Rows from a figure dataset:
....

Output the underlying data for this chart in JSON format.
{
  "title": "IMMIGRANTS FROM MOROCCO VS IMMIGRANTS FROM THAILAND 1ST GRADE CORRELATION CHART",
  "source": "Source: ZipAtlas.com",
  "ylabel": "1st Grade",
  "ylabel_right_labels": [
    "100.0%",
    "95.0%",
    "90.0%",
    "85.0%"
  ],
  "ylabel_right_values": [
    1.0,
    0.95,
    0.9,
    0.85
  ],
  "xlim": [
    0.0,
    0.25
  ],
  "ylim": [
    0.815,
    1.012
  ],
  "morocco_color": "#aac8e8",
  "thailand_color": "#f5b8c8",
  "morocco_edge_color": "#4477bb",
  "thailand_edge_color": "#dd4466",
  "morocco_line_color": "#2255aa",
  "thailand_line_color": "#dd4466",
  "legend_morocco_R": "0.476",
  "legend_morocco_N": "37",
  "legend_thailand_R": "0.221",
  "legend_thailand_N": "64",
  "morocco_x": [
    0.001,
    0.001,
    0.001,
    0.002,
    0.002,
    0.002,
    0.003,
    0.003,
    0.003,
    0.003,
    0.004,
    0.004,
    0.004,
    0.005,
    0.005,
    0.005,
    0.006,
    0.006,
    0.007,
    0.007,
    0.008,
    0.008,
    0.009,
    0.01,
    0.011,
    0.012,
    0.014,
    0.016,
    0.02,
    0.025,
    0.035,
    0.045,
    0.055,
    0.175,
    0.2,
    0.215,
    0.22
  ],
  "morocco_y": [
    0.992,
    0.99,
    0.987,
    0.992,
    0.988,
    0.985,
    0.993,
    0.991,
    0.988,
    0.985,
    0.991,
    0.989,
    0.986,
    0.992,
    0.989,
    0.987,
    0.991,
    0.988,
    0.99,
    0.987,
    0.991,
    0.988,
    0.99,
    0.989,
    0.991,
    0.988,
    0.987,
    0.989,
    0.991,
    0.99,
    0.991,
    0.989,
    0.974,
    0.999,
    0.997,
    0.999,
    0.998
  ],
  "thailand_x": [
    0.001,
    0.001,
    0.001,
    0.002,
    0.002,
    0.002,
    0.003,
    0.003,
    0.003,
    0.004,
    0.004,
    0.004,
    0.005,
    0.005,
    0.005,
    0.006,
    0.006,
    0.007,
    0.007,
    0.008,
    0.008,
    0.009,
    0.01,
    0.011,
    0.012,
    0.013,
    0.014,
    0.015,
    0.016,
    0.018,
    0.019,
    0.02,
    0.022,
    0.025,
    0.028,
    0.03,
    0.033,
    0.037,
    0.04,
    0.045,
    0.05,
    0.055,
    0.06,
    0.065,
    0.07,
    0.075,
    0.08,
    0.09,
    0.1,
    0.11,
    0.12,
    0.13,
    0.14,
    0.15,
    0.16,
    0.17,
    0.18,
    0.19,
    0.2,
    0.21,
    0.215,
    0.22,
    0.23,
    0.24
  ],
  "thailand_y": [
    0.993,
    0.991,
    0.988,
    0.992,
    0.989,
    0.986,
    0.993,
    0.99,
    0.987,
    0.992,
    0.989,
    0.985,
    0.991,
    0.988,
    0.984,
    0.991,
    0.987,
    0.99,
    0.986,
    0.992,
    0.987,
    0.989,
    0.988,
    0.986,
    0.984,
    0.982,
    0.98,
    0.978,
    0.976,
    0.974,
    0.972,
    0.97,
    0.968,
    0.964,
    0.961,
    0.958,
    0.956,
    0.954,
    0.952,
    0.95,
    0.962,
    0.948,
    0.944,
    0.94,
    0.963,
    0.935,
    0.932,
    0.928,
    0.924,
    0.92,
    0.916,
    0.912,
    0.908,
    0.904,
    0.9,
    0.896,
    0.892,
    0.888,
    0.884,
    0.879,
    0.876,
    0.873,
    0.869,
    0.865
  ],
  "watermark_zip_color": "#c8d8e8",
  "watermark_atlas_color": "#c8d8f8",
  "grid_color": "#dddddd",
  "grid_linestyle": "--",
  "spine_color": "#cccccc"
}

....

#### Work to be completed
Write out every entry again exactly, please, with nothing missing.

#### The reply
Output the underlying data for this chart in JSON format.
{
  "title": "IMMIGRANTS FROM MOROCCO VS IMMIGRANTS FROM THAILAND 1ST GRADE CORRELATION CHART",
  "source": "Source: ZipAtlas.com",
  "ylabel": "1st Grade",
  "ylabel_right_labels": [
    "100.0%",
    "95.0%",
    "90.0%",
    "85.0%"
  ],
  "ylabel_right_values": [
    1.0,
    0.95,
    0.9,
    0.85
  ],
  "xlim": [
    0.0,
    0.25
  ],
  "ylim": [
    0.815,
    1.012
  ],
  "morocco_color": "#aac8e8",
  "thailand_color": "#f5b8c8",
  "morocco_edge_color": "#4477bb",
  "thailand_edge_color": "#dd4466",
  "morocco_line_color": "#2255aa",
  "thailand_line_color": "#dd4466",
  "legend_morocco_R": "0.476",
  "legend_morocco_N": "37",
  "legend_thailand_R": "0.221",
  "legend_thailand_N": "64",
  "morocco_x": [
    0.001,
    0.001,
    0.001,
    0.002,
    0.002,
    0.002,
    0.003,
    0.003,
    0.003,
    0.003,
    0.004,
    0.004,
    0.004,
    0.005,
    0.005,
    0.005,
    0.006,
    0.006,
    0.007,
    0.007,
    0.008,
    0.008,
    0.009,
    0.01,
    0.011,
    0.012,
    0.014,
    0.016,
    0.02,
    0.025,
    0.035,
    0.045,
    0.055,
    0.175,
    0.2,
    0.215,
    0.22
  ],
  "morocco_y": [
    0.992,
    0.99,
    0.987,
    0.992,
    0.988,
    0.985,
    0.993,
    0.991,
    0.988,
    0.985,
    0.991,
    0.989,
    0.986,
    0.992,
    0.989,
    0.987,
    0.991,
    0.988,
    0.99,
    0.987,
    0.991,
    0.988,
    0.99,
    0.989,
    0.991,
    0.988,
    0.987,
    0.989,
    0.991,
    0.99,
    0.991,
    0.989,
    0.974,
    0.999,
    0.997,
    0.999,
    0.998
  ],
  "thailand_x": [
    0.001,
    0.001,
    0.001,
    0.002,
    0.002,
    0.002,
    0.003,
    0.003,
    0.003,
    0.004,
    0.004,
    0.004,
    0.005,
    0.005,
    0.005,
    0.006,
    0.006,
    0.007,
    0.007,
    0.008,
    0.008,
    0.009,
    0.01,
    0.011,
    0.012,
    0.013,
    0.014,
    0.015,
    0.016,
    0.018,
    0.019,
    0.02,
    0.022,
    0.025,
    0.028,
    0.03,
    0.033,
    0.037,
    0.04,
    0.045,
    0.05,
    0.055,
    0.06,
    0.065,
    0.07,
    0.075,
    0.08,
    0.09,
    0.1,
    0.11,
    0.12,
    0.13,
    0.14,
    0.15,
    0.16,
    0.17,
    0.18,
    0.19,
    0.2,
    0.21,
    0.215,
    0.22,
    0.23,
    0.24
  ],
  "thailand_y": [
    0.993,
    0.991,
    0.988,
    0.992,
    0.989,
    0.986,
    0.993,
    0.99,
    0.987,
    0.992,
    0.989,
    0.985,
    0.991,
    0.988,
    0.984,
    0.991,
    0.987,
    0.99,
    0.986,
    0.992,
    0.987,
    0.989,
    0.988,
    0.986,
    0.984,
    0.982,
    0.98,
    0.978,
    0.976,
    0.974,
    0.972,
    0.97,
    0.968,
    0.964,
    0.961,
    0.958,
    0.956,
    0.954,
    0.952,
    0.95,
    0.962,
    0.948,
    0.944,
    0.94,
    0.963,
    0.935,
    0.932,
    0.928,
    0.924,
    0.92,
    0.916,
    0.912,
    0.908,
    0.904,
    0.9,
    0.896,
    0.892,
    0.888,
    0.884,
    0.879,
    0.876,
    0.873,
    0.869,
    0.865
  ],
  "watermark_zip_color": "#c8d8e8",
  "watermark_atlas_color": "#c8d8f8",
  "grid_color": "#dddddd",
  "grid_linestyle": "--",
  "spine_color": "#cccccc"
}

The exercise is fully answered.